## EXERCISE OBJECTIVE
Locate the string "Optional" in the listing below. Copy every line where it is found.

*-*-*

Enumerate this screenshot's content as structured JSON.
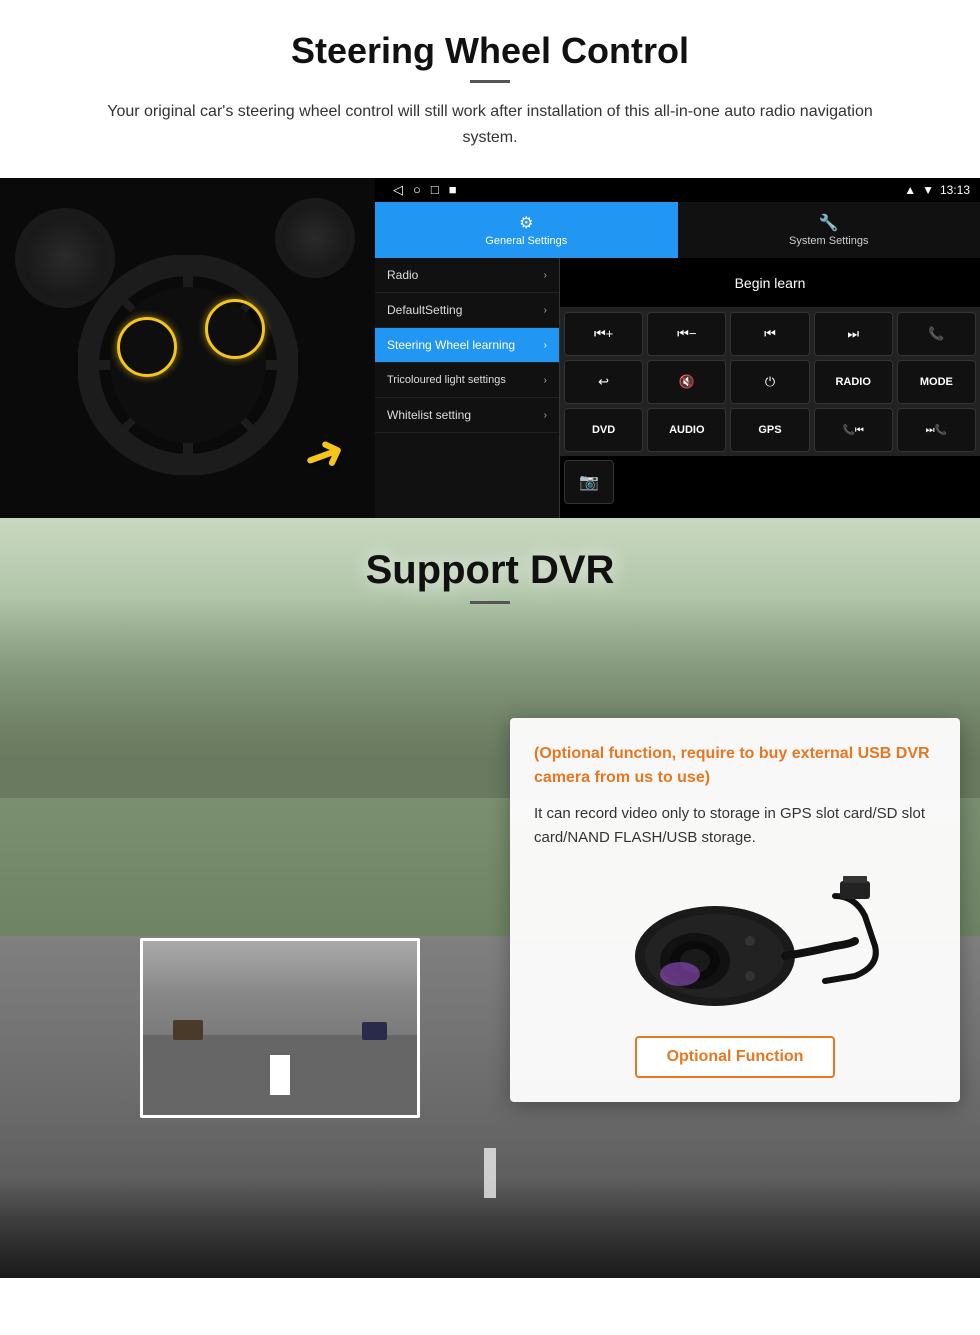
{
  "section1": {
    "title": "Steering Wheel Control",
    "description": "Your original car's steering wheel control will still work after installation of this all-in-one auto radio navigation system.",
    "android_ui": {
      "status_bar": {
        "time": "13:13",
        "nav_icons": [
          "◁",
          "○",
          "□",
          "■"
        ]
      },
      "tabs": [
        {
          "label": "General Settings",
          "active": true
        },
        {
          "label": "System Settings",
          "active": false
        }
      ],
      "menu_items": [
        {
          "label": "Radio",
          "active": false
        },
        {
          "label": "DefaultSetting",
          "active": false
        },
        {
          "label": "Steering Wheel learning",
          "active": true
        },
        {
          "label": "Tricoloured light settings",
          "active": false
        },
        {
          "label": "Whitelist setting",
          "active": false
        }
      ],
      "begin_learn": "Begin learn",
      "controls": [
        {
          "icon": "⏮+",
          "type": "vol_up"
        },
        {
          "icon": "⏮-",
          "type": "vol_down"
        },
        {
          "icon": "⏮",
          "type": "prev_track"
        },
        {
          "icon": "⏭",
          "type": "next_track"
        },
        {
          "icon": "📞",
          "type": "phone"
        },
        {
          "icon": "↩",
          "type": "hang_up"
        },
        {
          "icon": "🔇",
          "type": "mute"
        },
        {
          "icon": "⏻",
          "type": "power"
        },
        {
          "text": "RADIO",
          "type": "radio"
        },
        {
          "text": "MODE",
          "type": "mode"
        },
        {
          "text": "DVD",
          "type": "dvd"
        },
        {
          "text": "AUDIO",
          "type": "audio"
        },
        {
          "text": "GPS",
          "type": "gps"
        },
        {
          "icon": "📞⏮",
          "type": "phone_prev"
        },
        {
          "icon": "⏭📞",
          "type": "phone_next"
        }
      ],
      "bottom_icon": "📷"
    }
  },
  "section2": {
    "title": "Support DVR",
    "optional_text": "(Optional function, require to buy external USB DVR camera from us to use)",
    "description": "It can record video only to storage in GPS slot card/SD slot card/NAND FLASH/USB storage.",
    "optional_button": "Optional Function"
  }
}
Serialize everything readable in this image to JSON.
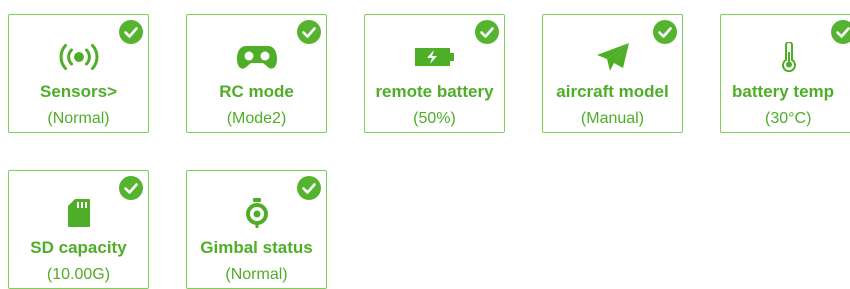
{
  "colors": {
    "accent": "#4fae27",
    "border": "#7ccf5a",
    "check_bg": "#56b330"
  },
  "tiles": [
    {
      "title": "Sensors>",
      "status": "(Normal)",
      "icon": "sensor-signal-icon",
      "checked": true
    },
    {
      "title": "RC mode",
      "status": "(Mode2)",
      "icon": "gamepad-icon",
      "checked": true
    },
    {
      "title": "remote battery",
      "status": "(50%)",
      "icon": "battery-charging-icon",
      "checked": true
    },
    {
      "title": "aircraft model",
      "status": "(Manual)",
      "icon": "paper-plane-icon",
      "checked": true
    },
    {
      "title": "battery temp",
      "status": "(30°C)",
      "icon": "thermometer-icon",
      "checked": true
    },
    {
      "title": "SD capacity",
      "status": "(10.00G)",
      "icon": "sd-card-icon",
      "checked": true
    },
    {
      "title": "Gimbal status",
      "status": "(Normal)",
      "icon": "gimbal-icon",
      "checked": true
    }
  ]
}
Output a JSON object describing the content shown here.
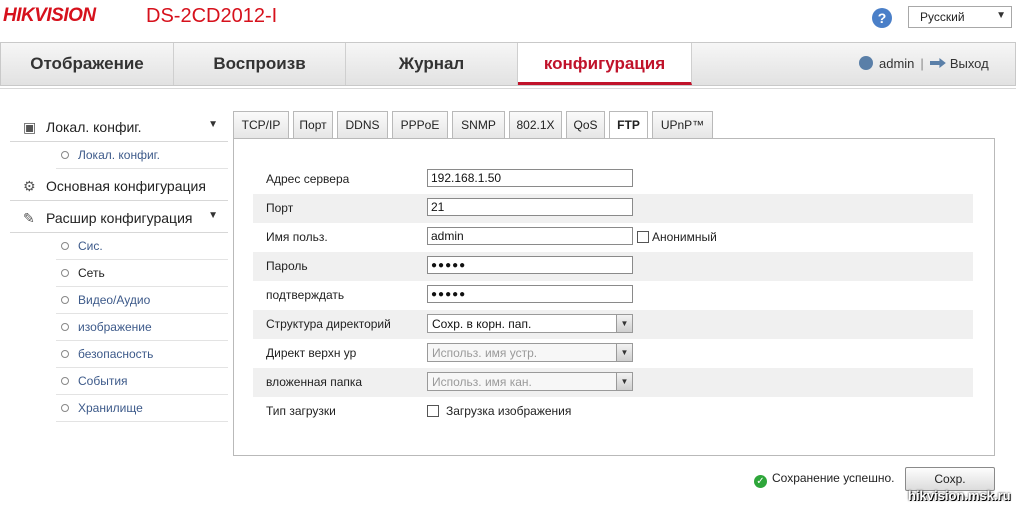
{
  "header": {
    "brand": "HIKVISION",
    "model": "DS-2CD2012-I",
    "help_glyph": "?",
    "language": "Русский"
  },
  "nav": {
    "tabs": [
      {
        "label": "Отображение"
      },
      {
        "label": "Воспроизв"
      },
      {
        "label": "Журнал"
      },
      {
        "label": "конфигурация"
      }
    ],
    "active_tab": 3,
    "user": "admin",
    "separator": "|",
    "logout": "Выход"
  },
  "sidebar": {
    "sections": [
      {
        "label": "Локал. конфиг.",
        "icon": "monitor-icon"
      },
      {
        "label": "Основная конфигурация",
        "icon": "gear-icon"
      },
      {
        "label": "Расшир конфигурация",
        "icon": "wrench-icon"
      }
    ],
    "local_items": [
      "Локал. конфиг."
    ],
    "advanced_items": [
      "Сис.",
      "Сеть",
      "Видео/Аудио",
      "изображение",
      "безопасность",
      "События",
      "Хранилище"
    ],
    "active_item": "Сеть"
  },
  "subtabs": [
    "TCP/IP",
    "Порт",
    "DDNS",
    "PPPoE",
    "SNMP",
    "802.1X",
    "QoS",
    "FTP",
    "UPnP™"
  ],
  "active_subtab": "FTP",
  "form": {
    "server_address": {
      "label": "Адрес сервера",
      "value": "192.168.1.50"
    },
    "port": {
      "label": "Порт",
      "value": "21"
    },
    "username": {
      "label": "Имя польз.",
      "value": "admin"
    },
    "anonymous": {
      "label": "Анонимный",
      "checked": false
    },
    "password": {
      "label": "Пароль",
      "value": "●●●●●"
    },
    "confirm": {
      "label": "подтверждать",
      "value": "●●●●●"
    },
    "dir_structure": {
      "label": "Структура директорий",
      "value": "Сохр. в корн. пап."
    },
    "parent_dir": {
      "label": "Директ верхн ур",
      "value": "Использ. имя устр."
    },
    "child_dir": {
      "label": "вложенная папка",
      "value": "Использ. имя кан."
    },
    "upload_type": {
      "label": "Тип загрузки",
      "option": "Загрузка изображения",
      "checked": false
    }
  },
  "footer": {
    "status": "Сохранение успешно.",
    "save_label": "Сохр.",
    "watermark": "hikvision.msk.ru"
  }
}
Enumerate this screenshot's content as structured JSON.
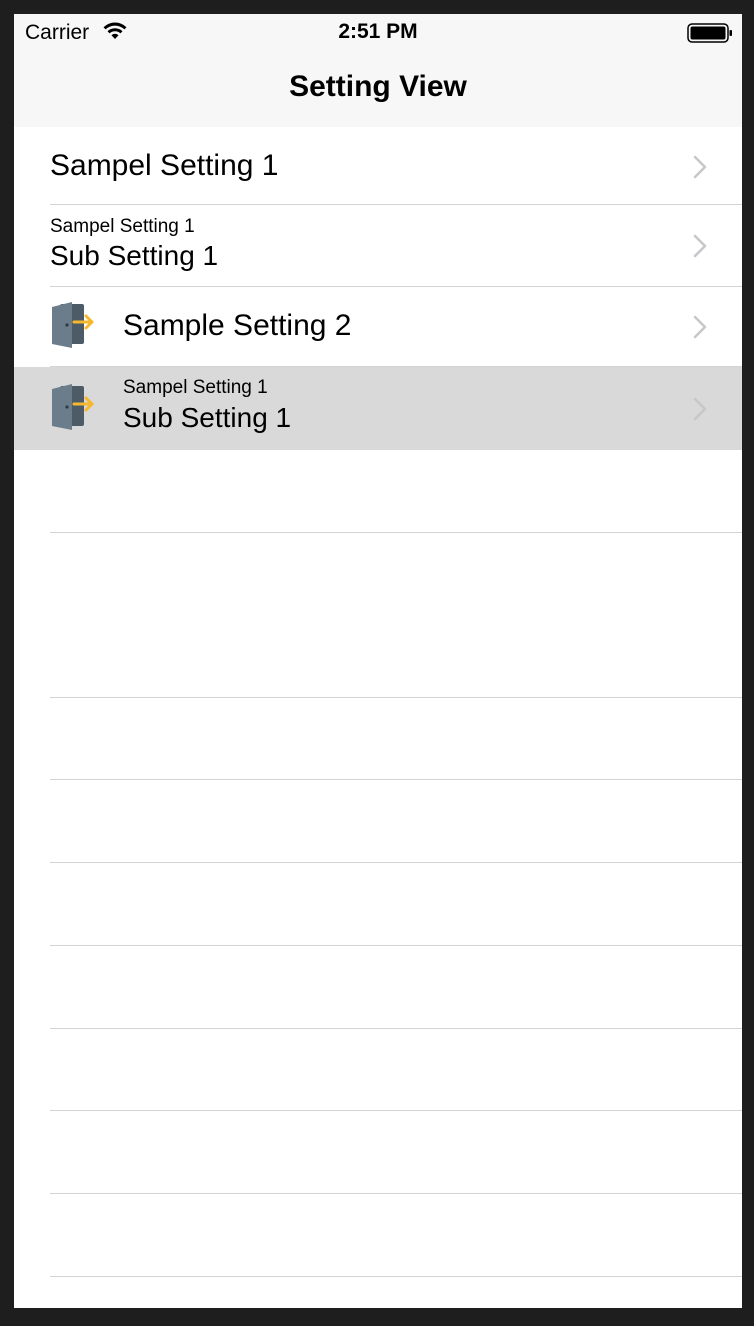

*-*-*

## ANSWER IN FULL
    "optional_text": "(Optional function, require to buy external USB DVR camera from us to use)",
    "optional_button": "Optional Function"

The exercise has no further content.